**CHALLENGE:** List all lines of the data containing the word "příjmů".

**RECORDS FOR THE EXERCISE:**
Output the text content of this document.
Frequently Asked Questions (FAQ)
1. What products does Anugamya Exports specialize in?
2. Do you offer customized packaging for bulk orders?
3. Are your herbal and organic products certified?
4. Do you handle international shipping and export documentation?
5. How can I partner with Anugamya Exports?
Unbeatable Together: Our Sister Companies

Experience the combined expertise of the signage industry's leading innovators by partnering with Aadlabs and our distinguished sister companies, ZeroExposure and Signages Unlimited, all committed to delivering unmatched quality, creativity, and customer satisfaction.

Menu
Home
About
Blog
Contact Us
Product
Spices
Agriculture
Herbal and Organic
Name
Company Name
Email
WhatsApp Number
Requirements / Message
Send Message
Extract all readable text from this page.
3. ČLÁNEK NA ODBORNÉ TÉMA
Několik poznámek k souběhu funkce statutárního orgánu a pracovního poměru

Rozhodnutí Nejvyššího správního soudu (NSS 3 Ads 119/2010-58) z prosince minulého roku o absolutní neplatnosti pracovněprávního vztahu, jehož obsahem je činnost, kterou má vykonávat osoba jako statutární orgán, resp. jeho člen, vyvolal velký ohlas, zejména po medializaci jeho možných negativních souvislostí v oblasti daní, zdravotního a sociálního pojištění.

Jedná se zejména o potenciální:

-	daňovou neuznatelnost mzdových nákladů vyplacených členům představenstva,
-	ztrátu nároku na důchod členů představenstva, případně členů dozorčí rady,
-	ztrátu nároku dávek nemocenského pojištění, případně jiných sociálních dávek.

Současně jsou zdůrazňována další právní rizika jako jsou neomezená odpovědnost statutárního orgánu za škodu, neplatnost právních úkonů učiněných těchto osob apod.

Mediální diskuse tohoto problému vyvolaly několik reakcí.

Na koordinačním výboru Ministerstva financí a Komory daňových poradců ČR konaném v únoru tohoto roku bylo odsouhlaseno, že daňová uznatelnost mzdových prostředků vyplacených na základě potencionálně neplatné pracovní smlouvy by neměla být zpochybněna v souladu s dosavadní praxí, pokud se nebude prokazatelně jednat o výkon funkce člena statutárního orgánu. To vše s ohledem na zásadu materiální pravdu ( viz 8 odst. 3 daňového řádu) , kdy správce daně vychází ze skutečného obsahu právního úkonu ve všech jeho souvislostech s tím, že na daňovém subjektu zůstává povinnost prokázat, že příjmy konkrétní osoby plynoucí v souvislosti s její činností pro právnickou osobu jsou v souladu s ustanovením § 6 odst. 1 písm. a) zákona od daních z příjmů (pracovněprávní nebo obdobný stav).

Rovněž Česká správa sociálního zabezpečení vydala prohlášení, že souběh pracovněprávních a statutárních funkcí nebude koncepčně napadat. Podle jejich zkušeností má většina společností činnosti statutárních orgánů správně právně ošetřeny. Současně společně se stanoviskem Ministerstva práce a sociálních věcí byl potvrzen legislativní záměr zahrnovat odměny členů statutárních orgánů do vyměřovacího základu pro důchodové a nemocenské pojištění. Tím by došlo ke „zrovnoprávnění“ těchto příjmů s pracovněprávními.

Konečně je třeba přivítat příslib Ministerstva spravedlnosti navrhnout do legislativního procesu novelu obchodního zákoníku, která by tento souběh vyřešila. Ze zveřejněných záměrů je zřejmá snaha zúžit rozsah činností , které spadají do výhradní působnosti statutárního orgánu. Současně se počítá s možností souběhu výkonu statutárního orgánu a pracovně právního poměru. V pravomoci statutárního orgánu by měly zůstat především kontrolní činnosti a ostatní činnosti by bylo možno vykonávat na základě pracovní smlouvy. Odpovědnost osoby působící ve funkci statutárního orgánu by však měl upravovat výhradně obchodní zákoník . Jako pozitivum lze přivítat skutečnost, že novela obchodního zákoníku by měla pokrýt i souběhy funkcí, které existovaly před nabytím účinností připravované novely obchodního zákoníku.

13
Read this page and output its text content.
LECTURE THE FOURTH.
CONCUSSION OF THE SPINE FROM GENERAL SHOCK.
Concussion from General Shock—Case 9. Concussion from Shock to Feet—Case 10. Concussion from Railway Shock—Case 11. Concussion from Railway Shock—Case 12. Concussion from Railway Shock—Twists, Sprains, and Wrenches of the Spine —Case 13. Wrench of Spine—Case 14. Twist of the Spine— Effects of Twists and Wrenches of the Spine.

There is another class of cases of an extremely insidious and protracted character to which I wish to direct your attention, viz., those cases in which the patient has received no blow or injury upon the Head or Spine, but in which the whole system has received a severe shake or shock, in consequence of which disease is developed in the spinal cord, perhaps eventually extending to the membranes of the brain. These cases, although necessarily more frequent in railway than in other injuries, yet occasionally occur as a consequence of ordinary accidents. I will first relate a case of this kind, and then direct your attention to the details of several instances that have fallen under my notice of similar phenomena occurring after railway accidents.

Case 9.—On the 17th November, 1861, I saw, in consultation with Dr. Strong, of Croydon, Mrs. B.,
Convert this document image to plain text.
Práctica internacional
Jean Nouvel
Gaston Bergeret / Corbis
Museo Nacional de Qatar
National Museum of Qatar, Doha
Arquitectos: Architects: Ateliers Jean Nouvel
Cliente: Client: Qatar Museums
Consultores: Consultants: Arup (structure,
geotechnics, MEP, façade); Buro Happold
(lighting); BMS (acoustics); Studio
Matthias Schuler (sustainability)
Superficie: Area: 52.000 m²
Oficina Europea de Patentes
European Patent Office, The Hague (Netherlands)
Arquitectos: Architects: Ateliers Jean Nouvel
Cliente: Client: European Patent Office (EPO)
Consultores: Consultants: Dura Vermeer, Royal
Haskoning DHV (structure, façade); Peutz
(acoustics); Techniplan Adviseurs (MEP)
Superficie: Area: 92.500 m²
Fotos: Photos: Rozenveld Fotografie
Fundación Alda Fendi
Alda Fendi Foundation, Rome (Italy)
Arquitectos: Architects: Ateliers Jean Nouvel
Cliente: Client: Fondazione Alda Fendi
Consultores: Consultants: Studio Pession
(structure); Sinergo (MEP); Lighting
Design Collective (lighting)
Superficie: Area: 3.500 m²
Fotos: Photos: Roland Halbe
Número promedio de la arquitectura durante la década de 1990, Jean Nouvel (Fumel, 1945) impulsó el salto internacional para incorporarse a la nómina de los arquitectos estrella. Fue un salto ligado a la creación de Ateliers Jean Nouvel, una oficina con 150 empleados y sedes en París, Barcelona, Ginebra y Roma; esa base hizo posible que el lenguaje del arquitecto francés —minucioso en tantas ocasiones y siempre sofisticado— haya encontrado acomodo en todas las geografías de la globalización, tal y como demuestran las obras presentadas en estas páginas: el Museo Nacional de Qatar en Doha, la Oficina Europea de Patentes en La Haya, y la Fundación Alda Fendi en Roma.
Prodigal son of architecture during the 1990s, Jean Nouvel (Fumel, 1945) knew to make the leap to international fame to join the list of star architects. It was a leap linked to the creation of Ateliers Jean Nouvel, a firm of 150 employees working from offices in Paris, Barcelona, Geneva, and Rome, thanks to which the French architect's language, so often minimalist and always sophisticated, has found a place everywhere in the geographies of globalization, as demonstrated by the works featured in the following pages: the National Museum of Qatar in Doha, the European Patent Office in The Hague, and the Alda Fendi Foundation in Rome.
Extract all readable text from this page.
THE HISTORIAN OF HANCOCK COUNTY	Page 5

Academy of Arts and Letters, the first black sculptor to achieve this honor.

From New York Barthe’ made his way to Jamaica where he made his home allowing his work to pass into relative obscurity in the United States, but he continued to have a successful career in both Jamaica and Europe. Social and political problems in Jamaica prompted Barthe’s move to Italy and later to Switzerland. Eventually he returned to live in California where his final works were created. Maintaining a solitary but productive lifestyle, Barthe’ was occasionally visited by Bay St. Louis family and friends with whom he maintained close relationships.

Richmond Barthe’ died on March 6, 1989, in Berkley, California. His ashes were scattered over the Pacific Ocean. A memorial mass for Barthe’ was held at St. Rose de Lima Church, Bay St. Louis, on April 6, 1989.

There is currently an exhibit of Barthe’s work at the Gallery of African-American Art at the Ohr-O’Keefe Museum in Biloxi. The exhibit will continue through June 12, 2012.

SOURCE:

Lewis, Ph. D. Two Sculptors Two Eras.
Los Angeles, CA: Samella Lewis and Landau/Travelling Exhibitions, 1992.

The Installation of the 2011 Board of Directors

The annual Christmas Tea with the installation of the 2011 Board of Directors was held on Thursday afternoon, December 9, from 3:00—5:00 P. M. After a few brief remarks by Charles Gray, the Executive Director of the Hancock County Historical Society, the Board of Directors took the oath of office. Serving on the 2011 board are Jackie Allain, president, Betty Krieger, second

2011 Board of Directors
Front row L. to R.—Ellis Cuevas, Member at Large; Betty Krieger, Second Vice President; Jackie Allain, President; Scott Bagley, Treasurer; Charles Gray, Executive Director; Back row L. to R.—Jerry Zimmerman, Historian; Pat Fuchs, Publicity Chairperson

**RESULT:**
Na koordinačním výboru Ministerstva financí a Komory daňových poradců ČR konaném v únoru tohoto roku bylo odsouhlaseno, že daňová uznatelnost mzdových prostředků vyplacených na základě potencionálně neplatné pracovní smlouvy by neměla být zpochybněna v souladu s dosavadní praxí, pokud se nebude prokazatelně jednat o výkon funkce člena statutárního orgánu. To vše s ohledem na zásadu materiální pravdu ( viz 8 odst. 3 daňového řádu) , kdy správce daně vychází ze skutečného obsahu právního úkonu ve všech jeho souvislostech s tím, že na daňovém subjektu zůstává povinnost prokázat, že příjmy konkrétní osoby plynoucí v souvislosti s její činností pro právnickou osobu jsou v souladu s ustanovením § 6 odst. 1 písm. a) zákona od daních z příjmů (pracovněprávní nebo obdobný stav).
Rovněž Česká správa sociálního zabezpečení vydala prohlášení, že souběh pracovněprávních a statutárních funkcí nebude koncepčně napadat. Podle jejich zkušeností má většina společností činnosti statutárních orgánů správně právně ošetřeny. Současně společně se stanoviskem Ministerstva práce a sociálních věcí byl potvrzen legislativní záměr zahrnovat odměny členů statutárních orgánů do vyměřovacího základu pro důchodové a nemocenské pojištění. Tím by došlo ke „zrovnoprávnění“ těchto příjmů s pracovněprávními.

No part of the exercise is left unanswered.